What you are asked to do = Go through the records and copy each line where the word "Después" occurs.

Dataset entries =

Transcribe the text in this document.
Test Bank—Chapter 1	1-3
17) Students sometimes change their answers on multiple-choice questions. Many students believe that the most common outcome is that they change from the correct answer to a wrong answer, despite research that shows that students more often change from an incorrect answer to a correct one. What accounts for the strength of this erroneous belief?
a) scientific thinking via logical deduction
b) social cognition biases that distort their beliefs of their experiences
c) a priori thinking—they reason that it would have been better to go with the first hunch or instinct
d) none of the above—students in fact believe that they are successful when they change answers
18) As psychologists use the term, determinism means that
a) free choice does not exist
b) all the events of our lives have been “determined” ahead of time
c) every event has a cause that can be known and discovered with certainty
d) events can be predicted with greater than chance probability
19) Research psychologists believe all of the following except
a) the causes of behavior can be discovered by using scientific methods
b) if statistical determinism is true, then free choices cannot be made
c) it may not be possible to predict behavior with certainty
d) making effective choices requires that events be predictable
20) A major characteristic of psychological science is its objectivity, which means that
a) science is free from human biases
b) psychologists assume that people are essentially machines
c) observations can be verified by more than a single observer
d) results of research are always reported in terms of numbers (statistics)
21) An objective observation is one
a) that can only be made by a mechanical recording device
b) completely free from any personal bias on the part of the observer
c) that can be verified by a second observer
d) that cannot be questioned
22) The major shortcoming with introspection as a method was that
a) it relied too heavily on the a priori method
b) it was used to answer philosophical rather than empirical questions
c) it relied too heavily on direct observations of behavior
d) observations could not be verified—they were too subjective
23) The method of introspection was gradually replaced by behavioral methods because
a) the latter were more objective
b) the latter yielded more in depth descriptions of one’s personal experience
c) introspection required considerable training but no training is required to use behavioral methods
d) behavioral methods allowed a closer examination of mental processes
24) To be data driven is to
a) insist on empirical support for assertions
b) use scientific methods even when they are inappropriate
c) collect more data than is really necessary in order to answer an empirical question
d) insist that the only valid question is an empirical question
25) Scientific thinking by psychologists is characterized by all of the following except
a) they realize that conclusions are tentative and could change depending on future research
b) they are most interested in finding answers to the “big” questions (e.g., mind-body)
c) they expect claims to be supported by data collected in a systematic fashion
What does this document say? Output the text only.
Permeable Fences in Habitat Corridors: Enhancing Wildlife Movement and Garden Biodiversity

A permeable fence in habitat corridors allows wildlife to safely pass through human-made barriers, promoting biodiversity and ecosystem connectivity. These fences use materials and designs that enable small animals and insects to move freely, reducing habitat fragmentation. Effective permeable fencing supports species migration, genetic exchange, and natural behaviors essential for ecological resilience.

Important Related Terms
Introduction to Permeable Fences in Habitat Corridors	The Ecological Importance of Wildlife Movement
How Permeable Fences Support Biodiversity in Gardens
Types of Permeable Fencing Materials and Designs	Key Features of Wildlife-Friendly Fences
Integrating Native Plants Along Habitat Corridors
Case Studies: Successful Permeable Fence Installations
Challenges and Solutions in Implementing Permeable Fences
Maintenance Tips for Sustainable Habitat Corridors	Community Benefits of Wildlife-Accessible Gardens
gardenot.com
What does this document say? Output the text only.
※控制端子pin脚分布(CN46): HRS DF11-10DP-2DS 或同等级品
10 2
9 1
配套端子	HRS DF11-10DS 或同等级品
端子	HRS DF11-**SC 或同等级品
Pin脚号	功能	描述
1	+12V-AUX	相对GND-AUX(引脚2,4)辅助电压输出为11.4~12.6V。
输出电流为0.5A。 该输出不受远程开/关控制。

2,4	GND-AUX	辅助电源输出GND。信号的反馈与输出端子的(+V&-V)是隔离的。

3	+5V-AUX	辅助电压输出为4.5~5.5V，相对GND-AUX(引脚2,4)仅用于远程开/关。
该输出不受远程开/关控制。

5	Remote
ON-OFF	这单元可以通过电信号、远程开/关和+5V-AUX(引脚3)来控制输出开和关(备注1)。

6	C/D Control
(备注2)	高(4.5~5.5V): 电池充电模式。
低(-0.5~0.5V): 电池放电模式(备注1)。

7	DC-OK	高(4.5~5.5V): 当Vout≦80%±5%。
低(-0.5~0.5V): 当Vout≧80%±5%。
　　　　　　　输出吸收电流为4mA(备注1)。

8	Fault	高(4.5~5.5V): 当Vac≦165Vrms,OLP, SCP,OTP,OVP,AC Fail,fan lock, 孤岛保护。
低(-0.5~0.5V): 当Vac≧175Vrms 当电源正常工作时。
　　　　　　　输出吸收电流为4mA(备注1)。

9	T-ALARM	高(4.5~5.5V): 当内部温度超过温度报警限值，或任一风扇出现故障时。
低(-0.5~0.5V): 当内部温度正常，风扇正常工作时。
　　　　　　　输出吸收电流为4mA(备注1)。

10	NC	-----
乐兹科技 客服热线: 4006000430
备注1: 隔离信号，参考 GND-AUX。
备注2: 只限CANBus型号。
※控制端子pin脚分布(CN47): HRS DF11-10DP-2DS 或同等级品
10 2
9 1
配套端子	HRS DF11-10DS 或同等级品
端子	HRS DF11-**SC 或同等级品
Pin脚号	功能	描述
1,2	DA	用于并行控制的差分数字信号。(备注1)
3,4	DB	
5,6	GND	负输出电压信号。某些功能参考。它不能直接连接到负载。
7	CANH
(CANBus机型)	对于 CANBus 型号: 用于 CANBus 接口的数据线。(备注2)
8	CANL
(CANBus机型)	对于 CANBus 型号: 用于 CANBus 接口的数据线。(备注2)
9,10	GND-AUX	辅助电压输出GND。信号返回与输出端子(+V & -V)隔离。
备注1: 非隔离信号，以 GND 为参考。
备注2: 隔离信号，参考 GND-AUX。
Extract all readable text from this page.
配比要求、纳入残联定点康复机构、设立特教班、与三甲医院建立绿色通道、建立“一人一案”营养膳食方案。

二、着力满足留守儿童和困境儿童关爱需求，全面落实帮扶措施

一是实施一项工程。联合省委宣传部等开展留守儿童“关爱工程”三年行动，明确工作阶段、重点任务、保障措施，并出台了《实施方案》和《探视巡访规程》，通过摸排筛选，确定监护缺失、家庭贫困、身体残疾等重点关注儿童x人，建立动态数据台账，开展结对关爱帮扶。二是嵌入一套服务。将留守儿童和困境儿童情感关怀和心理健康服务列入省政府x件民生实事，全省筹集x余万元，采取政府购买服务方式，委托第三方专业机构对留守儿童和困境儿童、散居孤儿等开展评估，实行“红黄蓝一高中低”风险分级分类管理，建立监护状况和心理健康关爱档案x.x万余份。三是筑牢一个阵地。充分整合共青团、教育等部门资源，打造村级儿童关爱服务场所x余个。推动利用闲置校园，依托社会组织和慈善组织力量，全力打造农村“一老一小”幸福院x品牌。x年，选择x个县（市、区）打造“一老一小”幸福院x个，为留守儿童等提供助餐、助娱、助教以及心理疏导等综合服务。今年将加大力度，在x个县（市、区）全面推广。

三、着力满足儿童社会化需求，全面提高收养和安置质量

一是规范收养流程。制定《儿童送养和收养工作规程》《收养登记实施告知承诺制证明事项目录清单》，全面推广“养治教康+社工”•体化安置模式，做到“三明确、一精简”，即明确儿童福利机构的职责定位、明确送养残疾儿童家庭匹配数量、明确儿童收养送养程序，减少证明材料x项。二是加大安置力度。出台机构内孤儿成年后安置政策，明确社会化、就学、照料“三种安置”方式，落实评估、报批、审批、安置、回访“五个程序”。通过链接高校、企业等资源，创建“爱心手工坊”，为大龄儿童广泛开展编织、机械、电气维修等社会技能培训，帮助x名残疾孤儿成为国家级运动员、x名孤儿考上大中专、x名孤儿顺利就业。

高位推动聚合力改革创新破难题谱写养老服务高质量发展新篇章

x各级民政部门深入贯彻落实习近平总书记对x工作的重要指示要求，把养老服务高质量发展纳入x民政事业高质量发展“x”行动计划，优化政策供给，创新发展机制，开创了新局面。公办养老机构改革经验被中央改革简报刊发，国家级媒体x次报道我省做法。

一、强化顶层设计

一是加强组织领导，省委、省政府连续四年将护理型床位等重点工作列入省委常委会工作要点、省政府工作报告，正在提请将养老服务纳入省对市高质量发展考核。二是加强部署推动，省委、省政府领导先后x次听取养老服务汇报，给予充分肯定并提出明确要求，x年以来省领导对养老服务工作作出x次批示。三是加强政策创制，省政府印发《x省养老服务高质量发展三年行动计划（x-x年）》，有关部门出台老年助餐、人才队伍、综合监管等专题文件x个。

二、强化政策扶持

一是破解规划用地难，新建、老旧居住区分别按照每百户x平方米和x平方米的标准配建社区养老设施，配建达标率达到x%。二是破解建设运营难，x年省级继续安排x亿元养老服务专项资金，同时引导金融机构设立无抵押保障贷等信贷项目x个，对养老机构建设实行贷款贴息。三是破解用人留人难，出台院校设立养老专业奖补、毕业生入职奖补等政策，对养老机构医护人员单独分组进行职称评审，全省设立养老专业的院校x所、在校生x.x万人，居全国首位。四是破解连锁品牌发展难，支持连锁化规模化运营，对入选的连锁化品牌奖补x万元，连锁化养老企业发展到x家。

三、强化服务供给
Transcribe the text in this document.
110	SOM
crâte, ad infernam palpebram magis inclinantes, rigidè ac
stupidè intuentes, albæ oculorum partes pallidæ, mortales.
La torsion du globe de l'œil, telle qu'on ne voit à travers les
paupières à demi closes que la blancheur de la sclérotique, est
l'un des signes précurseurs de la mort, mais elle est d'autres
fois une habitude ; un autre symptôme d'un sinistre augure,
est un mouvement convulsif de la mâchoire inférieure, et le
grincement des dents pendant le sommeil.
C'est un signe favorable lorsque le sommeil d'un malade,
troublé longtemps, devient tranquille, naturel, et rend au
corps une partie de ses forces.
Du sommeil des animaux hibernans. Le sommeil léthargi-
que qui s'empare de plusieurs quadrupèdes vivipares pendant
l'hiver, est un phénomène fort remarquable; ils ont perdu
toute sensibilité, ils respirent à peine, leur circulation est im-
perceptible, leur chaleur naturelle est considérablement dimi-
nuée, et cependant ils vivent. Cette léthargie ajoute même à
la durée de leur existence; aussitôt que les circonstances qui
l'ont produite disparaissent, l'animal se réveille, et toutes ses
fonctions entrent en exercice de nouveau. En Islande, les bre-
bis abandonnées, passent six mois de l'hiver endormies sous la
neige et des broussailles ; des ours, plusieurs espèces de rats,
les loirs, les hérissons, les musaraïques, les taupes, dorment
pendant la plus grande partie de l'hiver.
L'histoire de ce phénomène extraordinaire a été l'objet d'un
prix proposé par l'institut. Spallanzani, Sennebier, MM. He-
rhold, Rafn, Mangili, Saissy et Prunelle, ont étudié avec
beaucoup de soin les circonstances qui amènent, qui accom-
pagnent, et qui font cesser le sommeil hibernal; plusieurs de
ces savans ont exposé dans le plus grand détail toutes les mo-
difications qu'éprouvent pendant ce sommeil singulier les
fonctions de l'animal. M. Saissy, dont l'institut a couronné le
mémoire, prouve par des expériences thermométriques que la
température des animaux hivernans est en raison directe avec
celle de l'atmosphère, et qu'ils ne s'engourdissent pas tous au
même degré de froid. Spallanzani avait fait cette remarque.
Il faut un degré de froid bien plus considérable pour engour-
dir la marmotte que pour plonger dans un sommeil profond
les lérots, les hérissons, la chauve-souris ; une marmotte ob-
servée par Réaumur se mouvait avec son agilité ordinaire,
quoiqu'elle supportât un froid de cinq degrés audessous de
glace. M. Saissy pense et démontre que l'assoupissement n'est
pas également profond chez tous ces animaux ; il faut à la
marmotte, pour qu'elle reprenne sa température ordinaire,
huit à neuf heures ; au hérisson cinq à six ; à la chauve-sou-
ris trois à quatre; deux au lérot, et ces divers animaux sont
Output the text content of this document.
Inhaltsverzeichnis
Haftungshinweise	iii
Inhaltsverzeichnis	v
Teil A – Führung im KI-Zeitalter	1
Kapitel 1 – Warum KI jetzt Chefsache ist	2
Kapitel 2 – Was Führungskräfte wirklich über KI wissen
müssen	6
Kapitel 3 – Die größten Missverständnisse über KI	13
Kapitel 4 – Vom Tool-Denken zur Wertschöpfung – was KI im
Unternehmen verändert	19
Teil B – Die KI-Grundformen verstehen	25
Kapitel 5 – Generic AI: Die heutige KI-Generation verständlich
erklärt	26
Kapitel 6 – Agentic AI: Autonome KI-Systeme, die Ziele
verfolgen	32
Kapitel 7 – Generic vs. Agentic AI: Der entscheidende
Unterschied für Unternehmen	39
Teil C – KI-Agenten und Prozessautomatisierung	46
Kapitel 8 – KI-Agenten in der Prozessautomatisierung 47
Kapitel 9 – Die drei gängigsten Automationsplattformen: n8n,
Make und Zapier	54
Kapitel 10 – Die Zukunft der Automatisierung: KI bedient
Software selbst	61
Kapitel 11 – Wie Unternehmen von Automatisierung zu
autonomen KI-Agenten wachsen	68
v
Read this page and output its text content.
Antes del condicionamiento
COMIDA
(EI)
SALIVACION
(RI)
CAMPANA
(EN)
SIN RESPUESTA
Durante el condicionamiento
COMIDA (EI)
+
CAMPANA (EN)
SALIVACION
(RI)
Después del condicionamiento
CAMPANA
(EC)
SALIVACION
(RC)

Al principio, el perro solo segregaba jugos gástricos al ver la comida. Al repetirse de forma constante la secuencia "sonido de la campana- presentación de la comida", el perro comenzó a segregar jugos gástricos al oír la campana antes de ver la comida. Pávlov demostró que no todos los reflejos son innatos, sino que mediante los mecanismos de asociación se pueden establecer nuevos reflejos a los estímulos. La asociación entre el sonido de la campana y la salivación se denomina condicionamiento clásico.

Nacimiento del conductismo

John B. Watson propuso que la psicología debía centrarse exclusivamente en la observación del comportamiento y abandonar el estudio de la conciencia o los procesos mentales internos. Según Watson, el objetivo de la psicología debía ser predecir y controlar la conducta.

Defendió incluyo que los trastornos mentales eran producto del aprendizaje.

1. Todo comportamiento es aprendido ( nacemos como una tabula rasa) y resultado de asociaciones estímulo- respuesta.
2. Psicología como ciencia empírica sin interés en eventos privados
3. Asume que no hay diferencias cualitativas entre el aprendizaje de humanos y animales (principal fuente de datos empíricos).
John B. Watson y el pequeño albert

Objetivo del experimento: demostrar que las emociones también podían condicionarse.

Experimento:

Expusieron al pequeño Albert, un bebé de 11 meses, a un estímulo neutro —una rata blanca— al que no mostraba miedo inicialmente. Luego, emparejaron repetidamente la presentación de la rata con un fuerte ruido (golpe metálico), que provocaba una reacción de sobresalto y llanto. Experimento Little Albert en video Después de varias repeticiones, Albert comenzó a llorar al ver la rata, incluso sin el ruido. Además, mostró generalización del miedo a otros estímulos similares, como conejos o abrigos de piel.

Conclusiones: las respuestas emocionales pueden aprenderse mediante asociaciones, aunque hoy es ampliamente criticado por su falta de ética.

Output for this exercise =
Después del condicionamiento
Expusieron al pequeño Albert, un bebé de 11 meses, a un estímulo neutro —una rata blanca— al que no mostraba miedo inicialmente. Luego, emparejaron repetidamente la presentación de la rata con un fuerte ruido (golpe metálico), que provocaba una reacción de sobresalto y llanto. Experimento Little Albert en video Después de varias repeticiones, Albert comenzó a llorar al ver la rata, incluso sin el ruido. Además, mostró generalización del miedo a otros estímulos similares, como conejos o abrigos de piel.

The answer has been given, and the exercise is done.